>> START

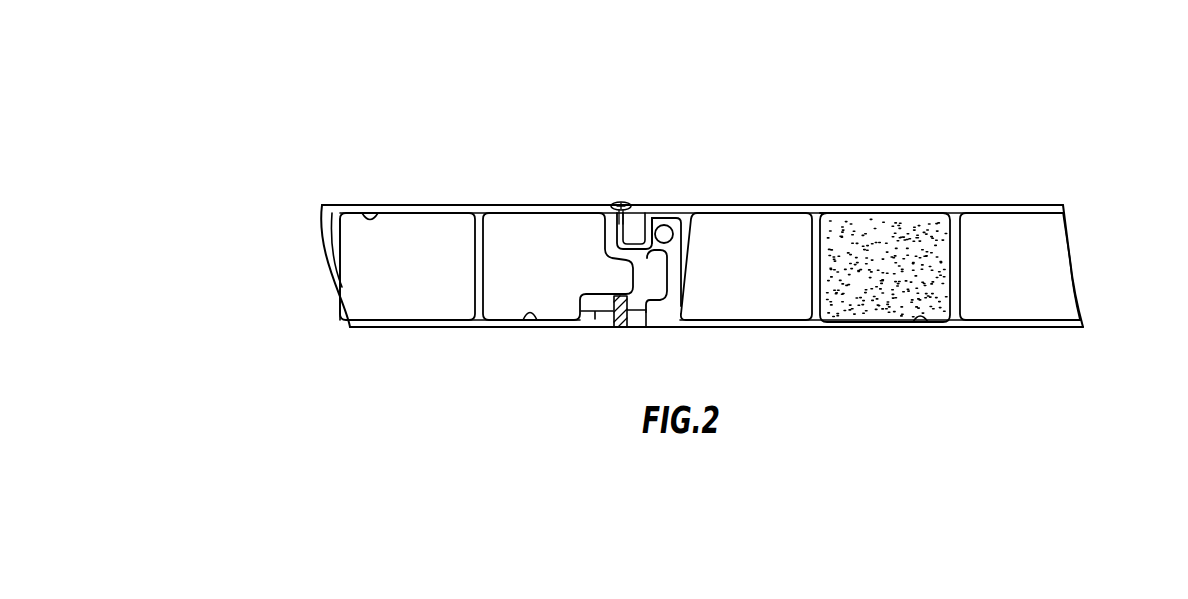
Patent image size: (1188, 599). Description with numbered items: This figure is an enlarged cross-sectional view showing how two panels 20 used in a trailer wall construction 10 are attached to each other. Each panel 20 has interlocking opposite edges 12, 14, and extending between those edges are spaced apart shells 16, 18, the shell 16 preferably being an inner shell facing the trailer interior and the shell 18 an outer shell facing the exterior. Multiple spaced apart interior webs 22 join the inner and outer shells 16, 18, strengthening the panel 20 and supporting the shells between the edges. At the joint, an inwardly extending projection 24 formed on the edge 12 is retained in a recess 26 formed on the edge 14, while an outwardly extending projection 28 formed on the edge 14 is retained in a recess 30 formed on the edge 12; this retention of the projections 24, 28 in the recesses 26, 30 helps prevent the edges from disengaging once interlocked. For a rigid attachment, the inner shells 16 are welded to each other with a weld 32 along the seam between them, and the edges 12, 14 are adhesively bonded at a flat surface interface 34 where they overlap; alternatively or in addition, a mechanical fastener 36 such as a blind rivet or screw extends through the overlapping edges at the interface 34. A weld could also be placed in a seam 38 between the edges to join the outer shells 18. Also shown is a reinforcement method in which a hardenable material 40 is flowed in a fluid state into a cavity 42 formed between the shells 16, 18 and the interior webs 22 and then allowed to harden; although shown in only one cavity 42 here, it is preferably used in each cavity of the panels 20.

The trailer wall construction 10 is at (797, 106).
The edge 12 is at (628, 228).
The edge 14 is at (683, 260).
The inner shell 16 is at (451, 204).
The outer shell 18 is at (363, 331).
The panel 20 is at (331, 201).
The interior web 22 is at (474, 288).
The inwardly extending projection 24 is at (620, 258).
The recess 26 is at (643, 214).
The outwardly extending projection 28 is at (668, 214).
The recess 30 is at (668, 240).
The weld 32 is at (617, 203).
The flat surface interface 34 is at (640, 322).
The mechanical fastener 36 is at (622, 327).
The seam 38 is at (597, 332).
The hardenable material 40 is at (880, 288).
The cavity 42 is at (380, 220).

>> END
>> START

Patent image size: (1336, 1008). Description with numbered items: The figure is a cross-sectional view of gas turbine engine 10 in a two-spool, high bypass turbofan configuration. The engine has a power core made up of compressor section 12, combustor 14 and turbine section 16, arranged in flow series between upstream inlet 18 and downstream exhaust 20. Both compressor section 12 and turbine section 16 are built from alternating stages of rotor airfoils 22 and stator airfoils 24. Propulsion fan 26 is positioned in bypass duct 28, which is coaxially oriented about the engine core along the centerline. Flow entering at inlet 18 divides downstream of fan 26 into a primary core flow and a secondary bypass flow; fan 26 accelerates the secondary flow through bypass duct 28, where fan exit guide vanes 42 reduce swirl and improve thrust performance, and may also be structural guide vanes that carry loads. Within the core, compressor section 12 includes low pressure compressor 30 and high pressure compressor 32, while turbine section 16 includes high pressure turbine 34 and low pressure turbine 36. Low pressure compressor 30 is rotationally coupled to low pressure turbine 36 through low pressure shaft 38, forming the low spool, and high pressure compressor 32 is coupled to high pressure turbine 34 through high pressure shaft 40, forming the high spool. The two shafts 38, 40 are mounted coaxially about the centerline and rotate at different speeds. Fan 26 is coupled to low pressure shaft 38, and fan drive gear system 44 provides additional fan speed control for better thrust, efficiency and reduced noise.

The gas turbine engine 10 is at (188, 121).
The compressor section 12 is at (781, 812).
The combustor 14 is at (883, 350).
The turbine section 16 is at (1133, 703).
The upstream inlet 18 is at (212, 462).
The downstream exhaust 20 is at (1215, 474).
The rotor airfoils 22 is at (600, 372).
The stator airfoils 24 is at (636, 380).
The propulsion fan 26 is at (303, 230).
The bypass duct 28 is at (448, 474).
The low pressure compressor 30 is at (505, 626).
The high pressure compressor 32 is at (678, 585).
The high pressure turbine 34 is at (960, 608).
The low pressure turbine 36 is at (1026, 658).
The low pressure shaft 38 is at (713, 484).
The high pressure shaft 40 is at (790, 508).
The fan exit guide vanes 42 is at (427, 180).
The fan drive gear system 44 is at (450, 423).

>> END
>> START

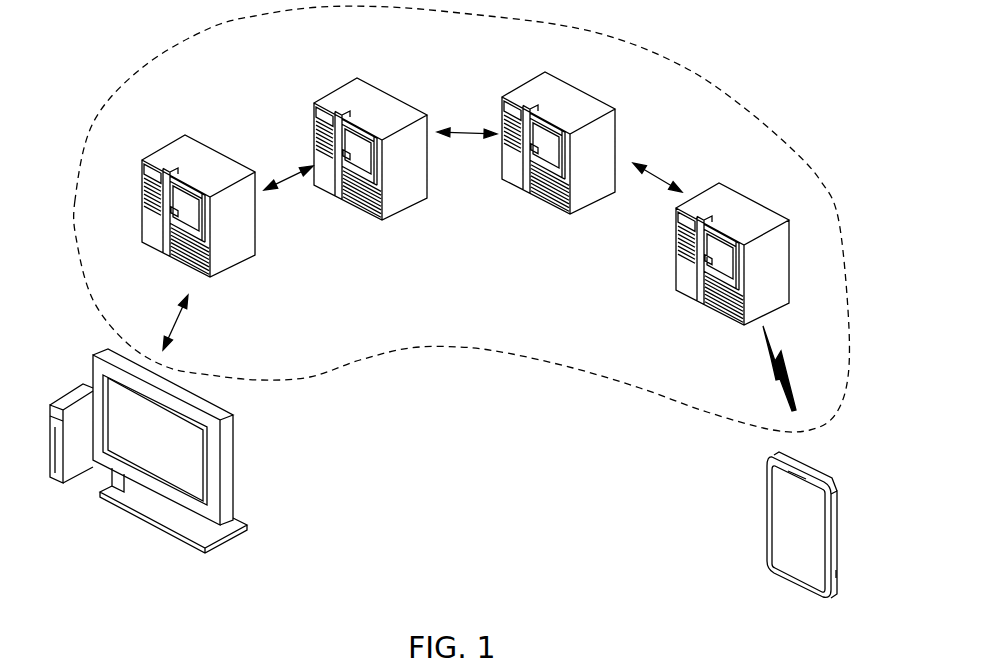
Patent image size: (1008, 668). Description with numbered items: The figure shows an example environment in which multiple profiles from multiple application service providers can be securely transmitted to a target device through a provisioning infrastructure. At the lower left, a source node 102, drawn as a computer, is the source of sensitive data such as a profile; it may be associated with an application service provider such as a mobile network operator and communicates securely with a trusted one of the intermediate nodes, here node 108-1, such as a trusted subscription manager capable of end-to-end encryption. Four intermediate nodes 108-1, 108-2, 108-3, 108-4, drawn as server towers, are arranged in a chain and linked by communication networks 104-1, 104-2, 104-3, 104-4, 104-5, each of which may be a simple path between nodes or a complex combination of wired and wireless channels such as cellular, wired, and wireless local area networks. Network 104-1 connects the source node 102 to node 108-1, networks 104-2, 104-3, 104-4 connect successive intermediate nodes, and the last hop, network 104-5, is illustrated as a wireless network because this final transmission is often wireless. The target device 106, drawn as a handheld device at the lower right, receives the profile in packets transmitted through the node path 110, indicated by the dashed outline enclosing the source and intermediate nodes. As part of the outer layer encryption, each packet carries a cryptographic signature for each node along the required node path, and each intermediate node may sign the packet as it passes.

>> END

Copy out the data verbatim, beginning with the line that contains "Patent image size: (1188, 599)." and continuing through the line that contains "The interior web 22 is at (474, 288).", both included.

Patent image size: (1188, 599). Description with numbered items: This figure is an enlarged cross-sectional view showing how two panels 20 used in a trailer wall construction 10 are attached to each other. Each panel 20 has interlocking opposite edges 12, 14, and extending between those edges are spaced apart shells 16, 18, the shell 16 preferably being an inner shell facing the trailer interior and the shell 18 an outer shell facing the exterior. Multiple spaced apart interior webs 22 join the inner and outer shells 16, 18, strengthening the panel 20 and supporting the shells between the edges. At the joint, an inwardly extending projection 24 formed on the edge 12 is retained in a recess 26 formed on the edge 14, while an outwardly extending projection 28 formed on the edge 14 is retained in a recess 30 formed on the edge 12; this retention of the projections 24, 28 in the recesses 26, 30 helps prevent the edges from disengaging once interlocked. For a rigid attachment, the inner shells 16 are welded to each other with a weld 32 along the seam between them, and the edges 12, 14 are adhesively bonded at a flat surface interface 34 where they overlap; alternatively or in addition, a mechanical fastener 36 such as a blind rivet or screw extends through the overlapping edges at the interface 34. A weld could also be placed in a seam 38 between the edges to join the outer shells 18. Also shown is a reinforcement method in which a hardenable material 40 is flowed in a fluid state into a cavity 42 formed between the shells 16, 18 and the interior webs 22 and then allowed to harden; although shown in only one cavity 42 here, it is preferably used in each cavity of the panels 20.

The trailer wall construction 10 is at (797, 106).
The edge 12 is at (628, 228).
The edge 14 is at (683, 260).
The inner shell 16 is at (451, 204).
The outer shell 18 is at (363, 331).
The panel 20 is at (331, 201).
The interior web 22 is at (474, 288).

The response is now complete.